**Work to do**
Find the lines holding "ISBN" and copy them.

**Excerpted records**
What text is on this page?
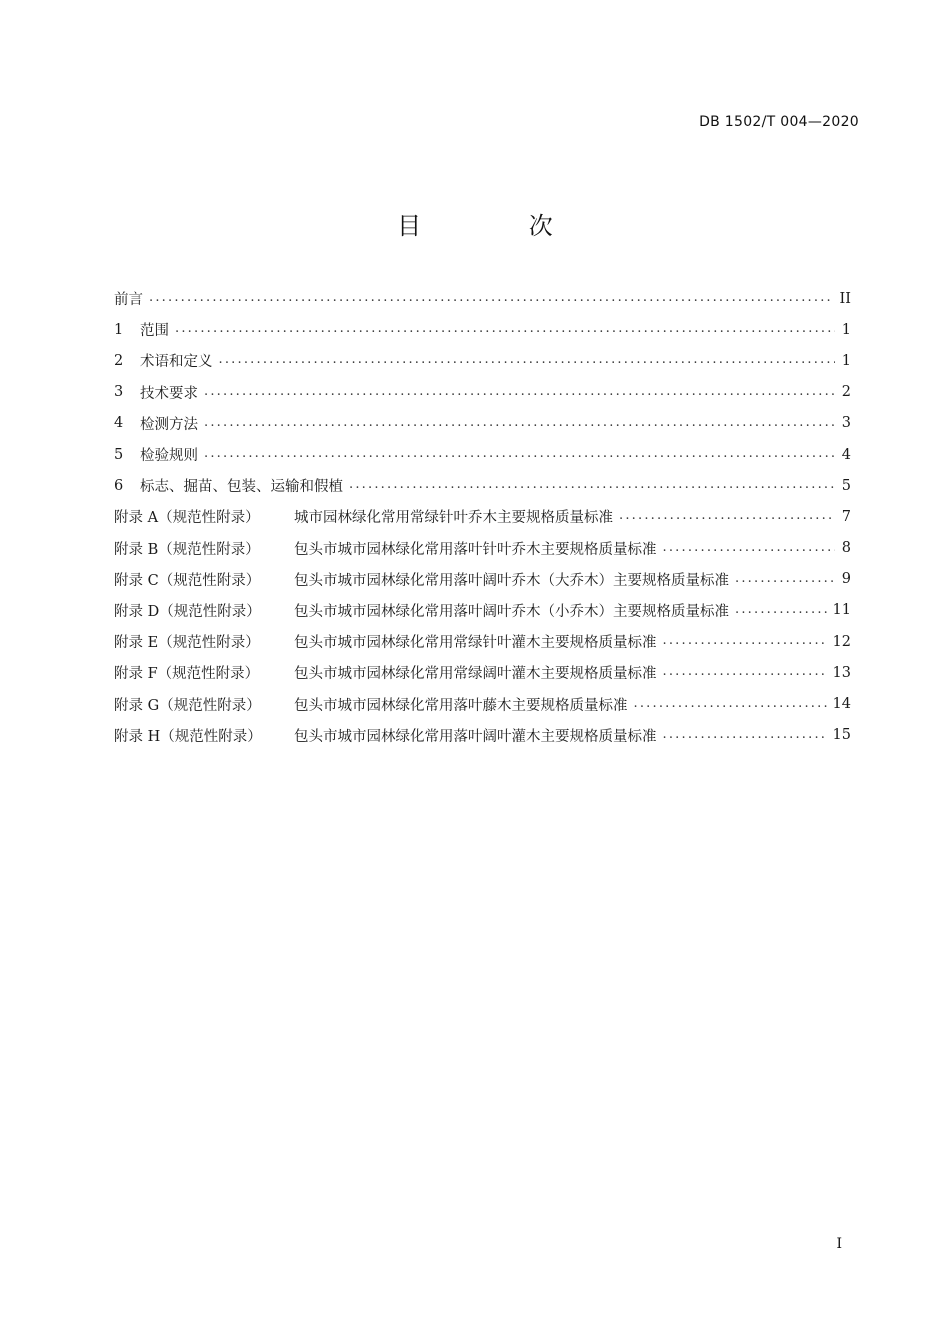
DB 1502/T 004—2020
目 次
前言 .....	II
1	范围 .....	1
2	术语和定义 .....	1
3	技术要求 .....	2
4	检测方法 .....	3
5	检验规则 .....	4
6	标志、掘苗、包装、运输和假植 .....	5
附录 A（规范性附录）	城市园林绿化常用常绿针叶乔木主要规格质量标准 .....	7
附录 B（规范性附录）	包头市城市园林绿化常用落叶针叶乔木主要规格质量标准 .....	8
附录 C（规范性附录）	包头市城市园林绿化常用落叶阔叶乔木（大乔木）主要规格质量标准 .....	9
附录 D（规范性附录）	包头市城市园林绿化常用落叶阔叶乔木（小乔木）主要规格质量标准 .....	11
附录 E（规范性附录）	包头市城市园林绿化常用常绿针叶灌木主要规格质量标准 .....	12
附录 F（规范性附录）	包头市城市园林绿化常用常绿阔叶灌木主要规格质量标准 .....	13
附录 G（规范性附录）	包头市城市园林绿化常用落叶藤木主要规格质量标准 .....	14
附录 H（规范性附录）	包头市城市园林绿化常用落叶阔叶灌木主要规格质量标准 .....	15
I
...
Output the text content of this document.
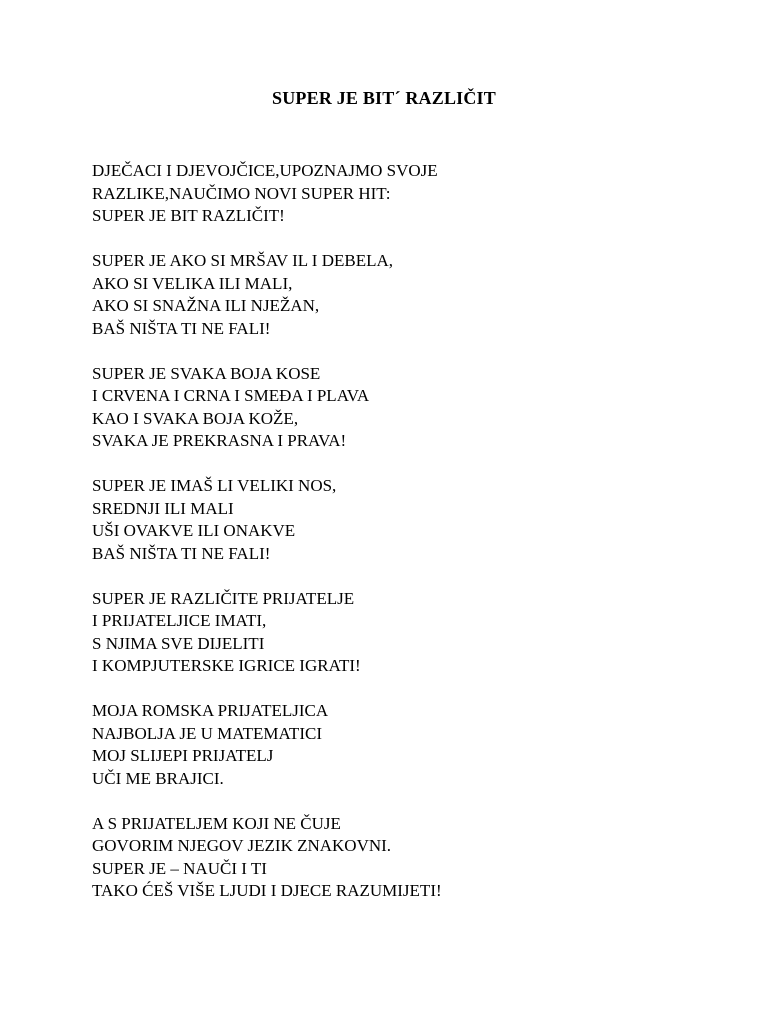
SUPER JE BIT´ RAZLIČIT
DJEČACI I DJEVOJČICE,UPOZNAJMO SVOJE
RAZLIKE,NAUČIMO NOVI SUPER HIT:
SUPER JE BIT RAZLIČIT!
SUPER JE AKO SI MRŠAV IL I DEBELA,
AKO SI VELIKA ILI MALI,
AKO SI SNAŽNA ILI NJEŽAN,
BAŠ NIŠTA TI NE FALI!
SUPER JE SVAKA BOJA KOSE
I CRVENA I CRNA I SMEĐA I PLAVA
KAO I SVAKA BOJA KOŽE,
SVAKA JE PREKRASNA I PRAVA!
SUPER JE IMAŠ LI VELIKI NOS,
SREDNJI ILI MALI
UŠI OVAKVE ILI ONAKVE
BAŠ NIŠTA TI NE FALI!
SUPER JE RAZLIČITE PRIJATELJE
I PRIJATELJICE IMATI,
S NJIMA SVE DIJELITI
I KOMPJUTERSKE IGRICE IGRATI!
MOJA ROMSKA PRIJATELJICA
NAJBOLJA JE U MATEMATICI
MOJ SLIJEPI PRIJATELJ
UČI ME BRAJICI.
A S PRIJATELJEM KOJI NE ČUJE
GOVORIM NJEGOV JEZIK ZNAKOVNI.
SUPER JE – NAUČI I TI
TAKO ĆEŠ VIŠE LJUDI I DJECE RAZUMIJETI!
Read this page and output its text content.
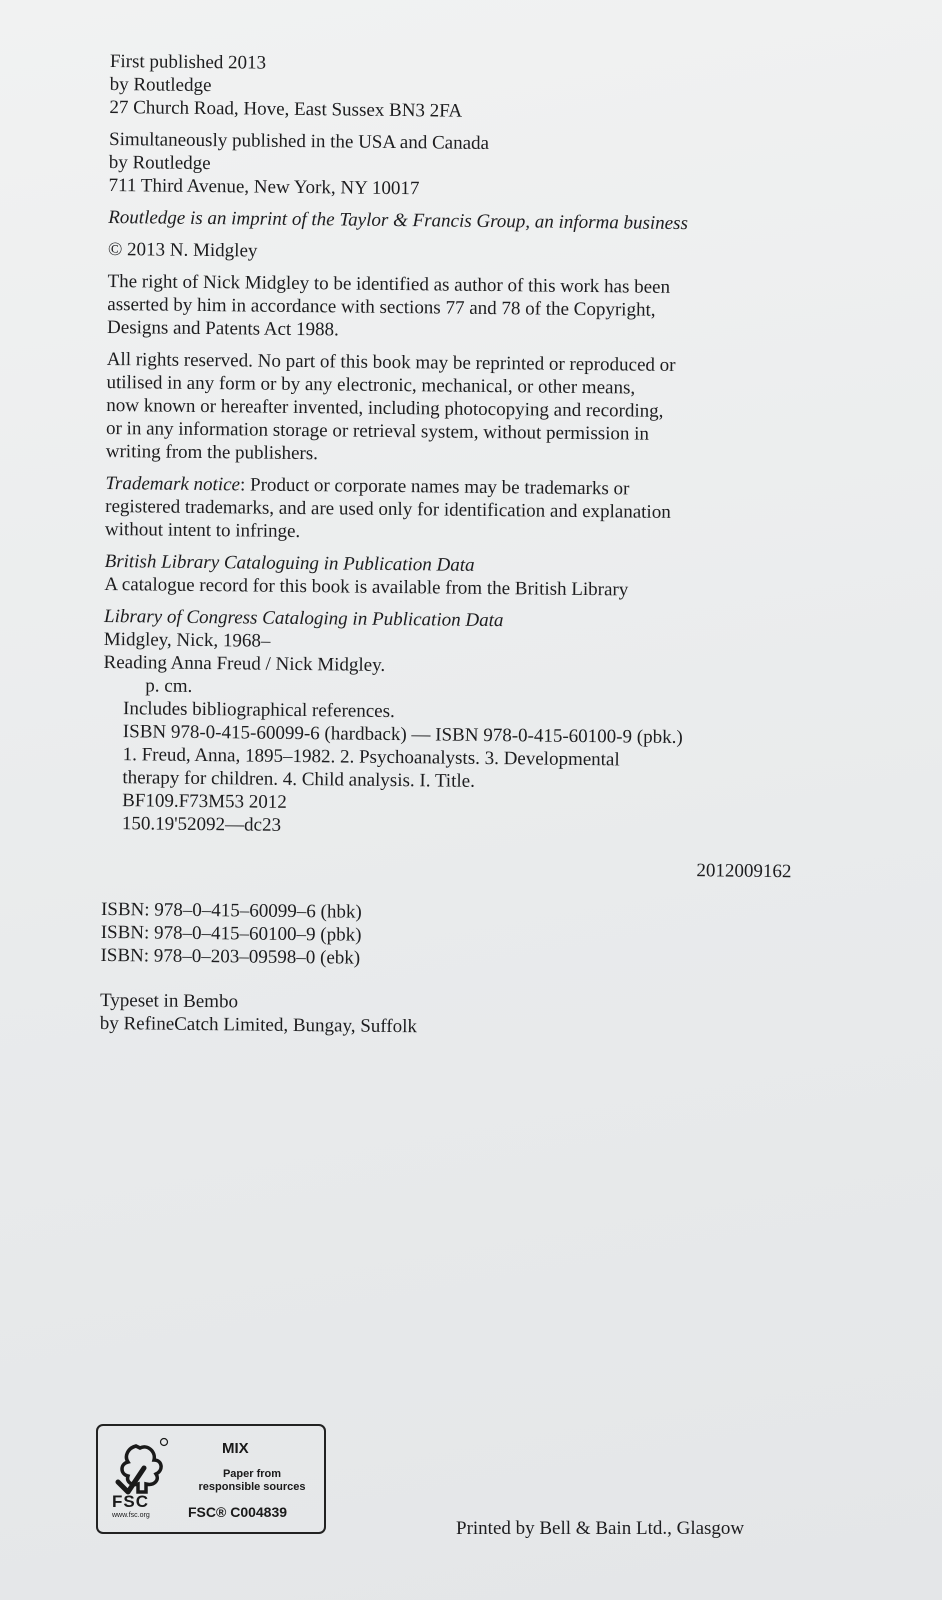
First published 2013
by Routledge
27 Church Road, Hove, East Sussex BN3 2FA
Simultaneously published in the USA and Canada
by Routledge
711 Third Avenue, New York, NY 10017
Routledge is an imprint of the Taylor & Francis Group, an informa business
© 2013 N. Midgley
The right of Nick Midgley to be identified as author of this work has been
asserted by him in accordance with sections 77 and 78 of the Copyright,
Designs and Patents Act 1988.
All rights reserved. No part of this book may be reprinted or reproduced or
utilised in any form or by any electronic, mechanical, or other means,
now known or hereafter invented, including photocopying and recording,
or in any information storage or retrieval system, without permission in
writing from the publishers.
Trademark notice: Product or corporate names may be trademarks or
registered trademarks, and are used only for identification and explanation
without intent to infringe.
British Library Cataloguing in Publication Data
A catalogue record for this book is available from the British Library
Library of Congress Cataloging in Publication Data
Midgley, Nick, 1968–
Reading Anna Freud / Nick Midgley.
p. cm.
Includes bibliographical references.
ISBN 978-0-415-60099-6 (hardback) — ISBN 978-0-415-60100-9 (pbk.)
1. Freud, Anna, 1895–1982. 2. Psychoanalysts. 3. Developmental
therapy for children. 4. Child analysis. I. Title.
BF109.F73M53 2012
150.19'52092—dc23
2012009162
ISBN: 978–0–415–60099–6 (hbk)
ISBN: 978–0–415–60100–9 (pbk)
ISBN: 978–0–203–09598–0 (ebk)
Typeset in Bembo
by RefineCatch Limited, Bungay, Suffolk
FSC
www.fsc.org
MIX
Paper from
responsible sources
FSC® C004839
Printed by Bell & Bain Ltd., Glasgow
--
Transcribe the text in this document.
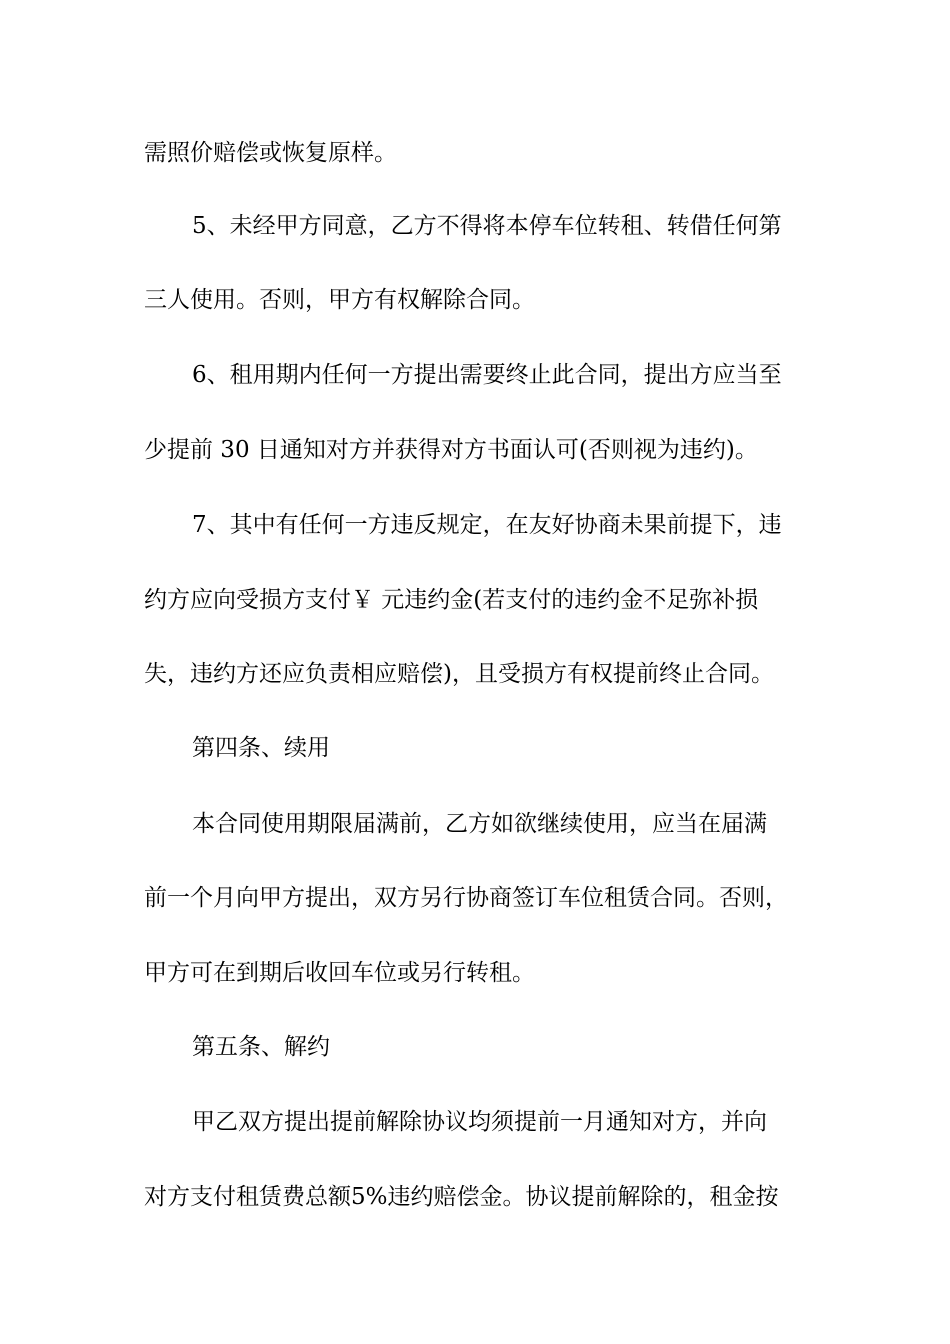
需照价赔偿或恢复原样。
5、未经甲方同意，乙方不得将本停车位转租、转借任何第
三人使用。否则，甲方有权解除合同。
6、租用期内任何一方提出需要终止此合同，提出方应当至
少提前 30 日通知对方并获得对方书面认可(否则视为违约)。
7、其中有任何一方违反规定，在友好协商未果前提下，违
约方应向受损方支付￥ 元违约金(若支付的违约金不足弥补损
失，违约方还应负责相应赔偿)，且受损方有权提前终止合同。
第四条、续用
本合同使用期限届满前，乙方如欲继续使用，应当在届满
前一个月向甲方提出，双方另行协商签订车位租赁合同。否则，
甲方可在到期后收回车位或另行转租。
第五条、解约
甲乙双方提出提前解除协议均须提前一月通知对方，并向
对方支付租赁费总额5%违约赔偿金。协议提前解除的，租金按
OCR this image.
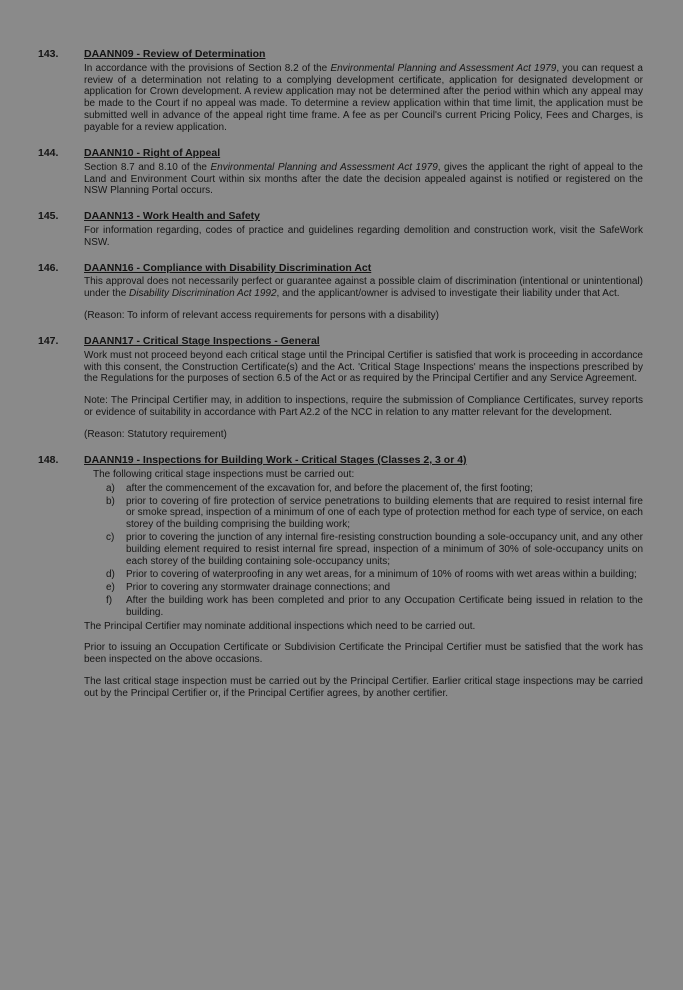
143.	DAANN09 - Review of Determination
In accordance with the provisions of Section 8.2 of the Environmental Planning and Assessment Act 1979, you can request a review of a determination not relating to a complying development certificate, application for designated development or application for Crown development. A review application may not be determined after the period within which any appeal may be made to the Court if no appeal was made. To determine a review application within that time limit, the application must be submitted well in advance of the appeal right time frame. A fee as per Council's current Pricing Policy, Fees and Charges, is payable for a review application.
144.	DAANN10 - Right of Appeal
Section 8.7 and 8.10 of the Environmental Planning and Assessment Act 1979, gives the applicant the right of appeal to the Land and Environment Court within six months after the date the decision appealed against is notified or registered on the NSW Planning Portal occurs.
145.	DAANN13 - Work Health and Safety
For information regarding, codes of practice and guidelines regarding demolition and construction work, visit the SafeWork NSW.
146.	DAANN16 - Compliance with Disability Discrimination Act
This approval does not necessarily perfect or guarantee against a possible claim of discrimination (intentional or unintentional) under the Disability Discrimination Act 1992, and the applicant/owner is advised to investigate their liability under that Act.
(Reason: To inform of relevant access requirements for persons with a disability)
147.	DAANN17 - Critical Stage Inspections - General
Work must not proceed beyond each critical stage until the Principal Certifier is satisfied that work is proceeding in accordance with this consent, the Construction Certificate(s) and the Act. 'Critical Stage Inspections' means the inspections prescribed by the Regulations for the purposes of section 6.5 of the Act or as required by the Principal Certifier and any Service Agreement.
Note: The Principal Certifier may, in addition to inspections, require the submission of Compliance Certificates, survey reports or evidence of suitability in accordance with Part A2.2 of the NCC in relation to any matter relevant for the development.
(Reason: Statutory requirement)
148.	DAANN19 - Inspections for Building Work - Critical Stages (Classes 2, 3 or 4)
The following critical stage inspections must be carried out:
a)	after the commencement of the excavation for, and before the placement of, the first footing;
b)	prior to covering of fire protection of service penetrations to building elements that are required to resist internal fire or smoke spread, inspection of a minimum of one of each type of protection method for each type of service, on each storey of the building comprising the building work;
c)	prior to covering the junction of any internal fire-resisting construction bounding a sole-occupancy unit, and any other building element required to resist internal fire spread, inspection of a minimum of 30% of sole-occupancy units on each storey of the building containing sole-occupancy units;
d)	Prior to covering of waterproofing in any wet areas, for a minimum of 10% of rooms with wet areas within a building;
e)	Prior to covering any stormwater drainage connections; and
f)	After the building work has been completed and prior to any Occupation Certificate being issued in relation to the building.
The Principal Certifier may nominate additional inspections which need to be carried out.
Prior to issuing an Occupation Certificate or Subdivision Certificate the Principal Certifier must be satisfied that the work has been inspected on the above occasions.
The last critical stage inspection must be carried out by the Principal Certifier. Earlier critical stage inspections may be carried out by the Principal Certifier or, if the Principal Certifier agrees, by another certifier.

**Reply**
ISBN 978-0-415-60099-6 (hardback) — ISBN 978-0-415-60100-9 (pbk.)
ISBN: 978–0–415–60099–6 (hbk)
ISBN: 978–0–415–60100–9 (pbk)
ISBN: 978–0–203–09598–0 (ebk)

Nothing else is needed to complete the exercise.